Dataset items:
····················

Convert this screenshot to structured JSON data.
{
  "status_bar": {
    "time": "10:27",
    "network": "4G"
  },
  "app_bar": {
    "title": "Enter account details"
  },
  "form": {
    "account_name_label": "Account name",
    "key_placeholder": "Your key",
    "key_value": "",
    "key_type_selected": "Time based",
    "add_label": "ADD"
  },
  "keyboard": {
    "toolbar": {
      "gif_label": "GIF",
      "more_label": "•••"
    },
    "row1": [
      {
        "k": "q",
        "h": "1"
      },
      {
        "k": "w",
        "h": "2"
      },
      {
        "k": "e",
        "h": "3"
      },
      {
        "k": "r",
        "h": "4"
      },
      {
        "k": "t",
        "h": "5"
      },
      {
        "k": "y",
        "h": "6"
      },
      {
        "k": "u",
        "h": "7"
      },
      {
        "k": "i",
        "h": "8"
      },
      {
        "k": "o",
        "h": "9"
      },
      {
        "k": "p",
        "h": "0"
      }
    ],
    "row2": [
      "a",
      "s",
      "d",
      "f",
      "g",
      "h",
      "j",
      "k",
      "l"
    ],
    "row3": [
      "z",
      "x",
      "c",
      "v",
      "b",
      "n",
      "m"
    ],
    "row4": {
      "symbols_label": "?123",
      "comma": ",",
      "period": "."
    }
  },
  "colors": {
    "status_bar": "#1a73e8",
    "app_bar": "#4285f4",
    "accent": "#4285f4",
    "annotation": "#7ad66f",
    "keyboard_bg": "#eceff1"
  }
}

····················

AIM: Write out the records shown above, exactly as they appear.

ANSWER FOR THE TASK:
Convert this screenshot to structured JSON data.
{
  "status_bar": {
    "time": "10:27",
    "network": "4G"
  },
  "app_bar": {
    "title": "Enter account details"
  },
  "form": {
    "account_name_label": "Account name",
    "key_placeholder": "Your key",
    "key_value": "",
    "key_type_selected": "Time based",
    "add_label": "ADD"
  },
  "keyboard": {
    "toolbar": {
      "gif_label": "GIF",
      "more_label": "•••"
    },
    "row1": [
      {
        "k": "q",
        "h": "1"
      },
      {
        "k": "w",
        "h": "2"
      },
      {
        "k": "e",
        "h": "3"
      },
      {
        "k": "r",
        "h": "4"
      },
      {
        "k": "t",
        "h": "5"
      },
      {
        "k": "y",
        "h": "6"
      },
      {
        "k": "u",
        "h": "7"
      },
      {
        "k": "i",
        "h": "8"
      },
      {
        "k": "o",
        "h": "9"
      },
      {
        "k": "p",
        "h": "0"
      }
    ],
    "row2": [
      "a",
      "s",
      "d",
      "f",
      "g",
      "h",
      "j",
      "k",
      "l"
    ],
    "row3": [
      "z",
      "x",
      "c",
      "v",
      "b",
      "n",
      "m"
    ],
    "row4": {
      "symbols_label": "?123",
      "comma": ",",
      "period": "."
    }
  },
  "colors": {
    "status_bar": "#1a73e8",
    "app_bar": "#4285f4",
    "accent": "#4285f4",
    "annotation": "#7ad66f",
    "keyboard_bg": "#eceff1"
  }
}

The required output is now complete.